## Set task
Gather all lines in the entries below that include the word "title".

Records from a collection of figures:
»»
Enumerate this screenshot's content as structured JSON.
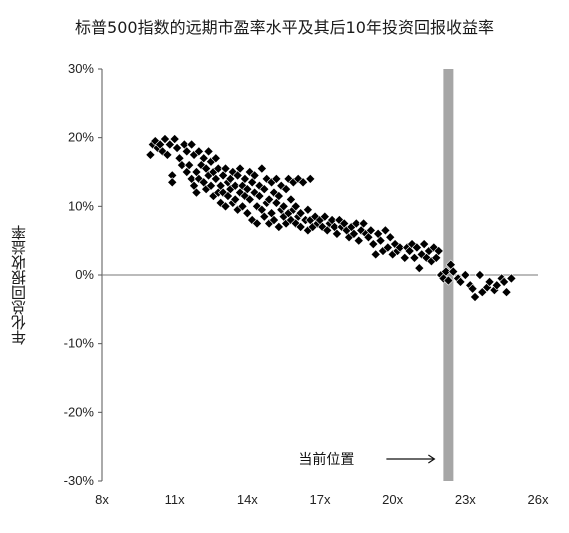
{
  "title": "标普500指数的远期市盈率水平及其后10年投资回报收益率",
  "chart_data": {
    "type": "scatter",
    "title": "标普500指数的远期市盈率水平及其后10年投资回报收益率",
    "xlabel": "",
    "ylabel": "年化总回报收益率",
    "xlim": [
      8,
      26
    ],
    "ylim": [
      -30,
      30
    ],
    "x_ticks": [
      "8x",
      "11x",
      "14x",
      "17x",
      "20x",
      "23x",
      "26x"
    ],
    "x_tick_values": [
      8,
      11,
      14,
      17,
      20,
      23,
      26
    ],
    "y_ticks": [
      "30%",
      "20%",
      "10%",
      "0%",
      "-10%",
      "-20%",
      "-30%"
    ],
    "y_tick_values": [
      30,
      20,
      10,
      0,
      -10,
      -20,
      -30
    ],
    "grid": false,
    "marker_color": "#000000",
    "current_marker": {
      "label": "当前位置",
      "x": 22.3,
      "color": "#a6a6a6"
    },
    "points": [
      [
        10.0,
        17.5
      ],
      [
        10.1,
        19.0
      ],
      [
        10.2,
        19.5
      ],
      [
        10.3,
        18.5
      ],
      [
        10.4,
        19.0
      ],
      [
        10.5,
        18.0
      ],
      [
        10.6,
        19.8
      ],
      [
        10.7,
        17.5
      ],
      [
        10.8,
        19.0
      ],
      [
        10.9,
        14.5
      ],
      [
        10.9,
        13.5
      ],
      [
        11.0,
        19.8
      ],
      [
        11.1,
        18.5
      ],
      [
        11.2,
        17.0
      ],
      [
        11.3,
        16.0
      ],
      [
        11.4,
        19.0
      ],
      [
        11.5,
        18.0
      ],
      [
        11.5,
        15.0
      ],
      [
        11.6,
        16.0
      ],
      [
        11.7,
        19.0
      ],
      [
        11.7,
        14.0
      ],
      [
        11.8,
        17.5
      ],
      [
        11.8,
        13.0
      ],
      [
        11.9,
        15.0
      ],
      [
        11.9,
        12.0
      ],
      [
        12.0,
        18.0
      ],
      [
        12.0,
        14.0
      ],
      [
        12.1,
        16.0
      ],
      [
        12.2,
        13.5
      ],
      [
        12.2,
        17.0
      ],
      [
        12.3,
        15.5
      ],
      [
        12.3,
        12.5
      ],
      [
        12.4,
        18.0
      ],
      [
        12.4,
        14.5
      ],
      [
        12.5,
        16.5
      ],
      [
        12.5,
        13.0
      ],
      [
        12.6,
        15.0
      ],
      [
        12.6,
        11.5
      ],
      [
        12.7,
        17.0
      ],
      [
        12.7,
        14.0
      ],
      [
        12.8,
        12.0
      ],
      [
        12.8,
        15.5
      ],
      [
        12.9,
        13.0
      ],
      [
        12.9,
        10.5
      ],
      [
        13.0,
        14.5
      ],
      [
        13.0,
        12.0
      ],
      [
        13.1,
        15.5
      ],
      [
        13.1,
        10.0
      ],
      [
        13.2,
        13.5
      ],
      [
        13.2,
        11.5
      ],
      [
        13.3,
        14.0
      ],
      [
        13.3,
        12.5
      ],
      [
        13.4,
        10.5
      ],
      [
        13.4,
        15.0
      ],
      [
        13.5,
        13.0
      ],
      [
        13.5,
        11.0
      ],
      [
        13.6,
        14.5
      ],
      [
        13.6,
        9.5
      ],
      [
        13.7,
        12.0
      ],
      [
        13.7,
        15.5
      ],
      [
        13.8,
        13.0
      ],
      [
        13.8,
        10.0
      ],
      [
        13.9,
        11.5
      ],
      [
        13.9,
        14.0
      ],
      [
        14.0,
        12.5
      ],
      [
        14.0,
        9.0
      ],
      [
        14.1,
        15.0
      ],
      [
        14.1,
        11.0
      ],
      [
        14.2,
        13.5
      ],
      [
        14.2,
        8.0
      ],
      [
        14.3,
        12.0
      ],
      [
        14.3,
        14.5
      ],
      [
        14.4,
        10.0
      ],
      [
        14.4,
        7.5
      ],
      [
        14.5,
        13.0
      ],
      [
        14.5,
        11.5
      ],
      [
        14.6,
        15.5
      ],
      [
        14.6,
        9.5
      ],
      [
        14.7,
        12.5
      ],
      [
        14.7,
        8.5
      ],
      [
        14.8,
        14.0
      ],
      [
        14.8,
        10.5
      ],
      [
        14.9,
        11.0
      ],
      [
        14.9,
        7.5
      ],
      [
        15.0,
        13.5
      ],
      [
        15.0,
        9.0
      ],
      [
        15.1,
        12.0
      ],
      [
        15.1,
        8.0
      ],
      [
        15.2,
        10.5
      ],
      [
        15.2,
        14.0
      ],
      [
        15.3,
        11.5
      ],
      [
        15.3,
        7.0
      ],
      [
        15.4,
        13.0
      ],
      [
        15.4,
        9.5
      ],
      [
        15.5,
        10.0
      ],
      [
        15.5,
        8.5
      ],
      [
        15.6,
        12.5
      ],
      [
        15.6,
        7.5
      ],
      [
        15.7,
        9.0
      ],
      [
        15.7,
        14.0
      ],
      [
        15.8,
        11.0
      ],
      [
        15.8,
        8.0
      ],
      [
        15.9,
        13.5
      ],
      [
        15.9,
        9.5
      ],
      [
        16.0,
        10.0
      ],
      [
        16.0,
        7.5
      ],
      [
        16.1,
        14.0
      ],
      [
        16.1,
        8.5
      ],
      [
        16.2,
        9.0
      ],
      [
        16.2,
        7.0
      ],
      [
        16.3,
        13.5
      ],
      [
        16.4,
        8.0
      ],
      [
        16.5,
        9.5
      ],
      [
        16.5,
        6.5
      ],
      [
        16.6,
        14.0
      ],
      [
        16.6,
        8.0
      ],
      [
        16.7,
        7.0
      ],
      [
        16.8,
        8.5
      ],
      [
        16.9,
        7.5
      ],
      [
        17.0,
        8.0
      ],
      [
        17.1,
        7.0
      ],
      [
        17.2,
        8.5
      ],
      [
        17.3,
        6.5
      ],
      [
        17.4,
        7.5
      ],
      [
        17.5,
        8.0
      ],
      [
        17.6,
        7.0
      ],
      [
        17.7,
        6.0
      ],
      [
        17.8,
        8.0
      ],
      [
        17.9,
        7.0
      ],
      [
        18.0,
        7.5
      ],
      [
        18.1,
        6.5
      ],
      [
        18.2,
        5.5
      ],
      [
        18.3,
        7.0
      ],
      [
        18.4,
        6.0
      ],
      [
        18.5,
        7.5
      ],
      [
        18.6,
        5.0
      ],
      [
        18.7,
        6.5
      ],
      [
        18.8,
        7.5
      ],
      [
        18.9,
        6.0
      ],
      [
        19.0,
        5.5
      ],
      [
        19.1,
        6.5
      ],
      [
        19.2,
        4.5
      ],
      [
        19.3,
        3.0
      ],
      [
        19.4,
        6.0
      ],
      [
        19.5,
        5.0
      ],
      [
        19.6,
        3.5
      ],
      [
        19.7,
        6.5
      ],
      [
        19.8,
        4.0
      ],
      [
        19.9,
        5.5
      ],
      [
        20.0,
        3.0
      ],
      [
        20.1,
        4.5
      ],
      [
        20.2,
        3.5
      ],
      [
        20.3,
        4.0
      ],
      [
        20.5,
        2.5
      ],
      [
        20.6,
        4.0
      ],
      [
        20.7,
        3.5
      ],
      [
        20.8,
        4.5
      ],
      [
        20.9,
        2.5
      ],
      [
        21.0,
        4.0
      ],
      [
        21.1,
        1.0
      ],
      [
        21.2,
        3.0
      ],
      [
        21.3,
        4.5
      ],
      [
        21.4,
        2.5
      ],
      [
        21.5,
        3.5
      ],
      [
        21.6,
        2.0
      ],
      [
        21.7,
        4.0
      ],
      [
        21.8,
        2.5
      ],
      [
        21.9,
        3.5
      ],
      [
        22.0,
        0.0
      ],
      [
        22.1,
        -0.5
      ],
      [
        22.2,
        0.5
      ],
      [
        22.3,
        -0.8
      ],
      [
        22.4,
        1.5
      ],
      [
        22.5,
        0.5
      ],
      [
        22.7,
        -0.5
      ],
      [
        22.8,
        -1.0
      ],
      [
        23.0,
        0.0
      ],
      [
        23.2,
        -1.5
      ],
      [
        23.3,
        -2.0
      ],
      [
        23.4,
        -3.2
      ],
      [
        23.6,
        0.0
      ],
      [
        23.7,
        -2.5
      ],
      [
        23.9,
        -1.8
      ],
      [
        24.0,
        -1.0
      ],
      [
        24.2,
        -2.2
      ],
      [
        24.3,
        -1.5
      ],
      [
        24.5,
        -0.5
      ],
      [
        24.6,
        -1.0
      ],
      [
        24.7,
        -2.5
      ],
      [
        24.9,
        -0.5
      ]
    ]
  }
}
««
## Result of the exercise
  "title": "标普500指数的远期市盈率水平及其后10年投资回报收益率",
    "title": "标普500指数的远期市盈率水平及其后10年投资回报收益率",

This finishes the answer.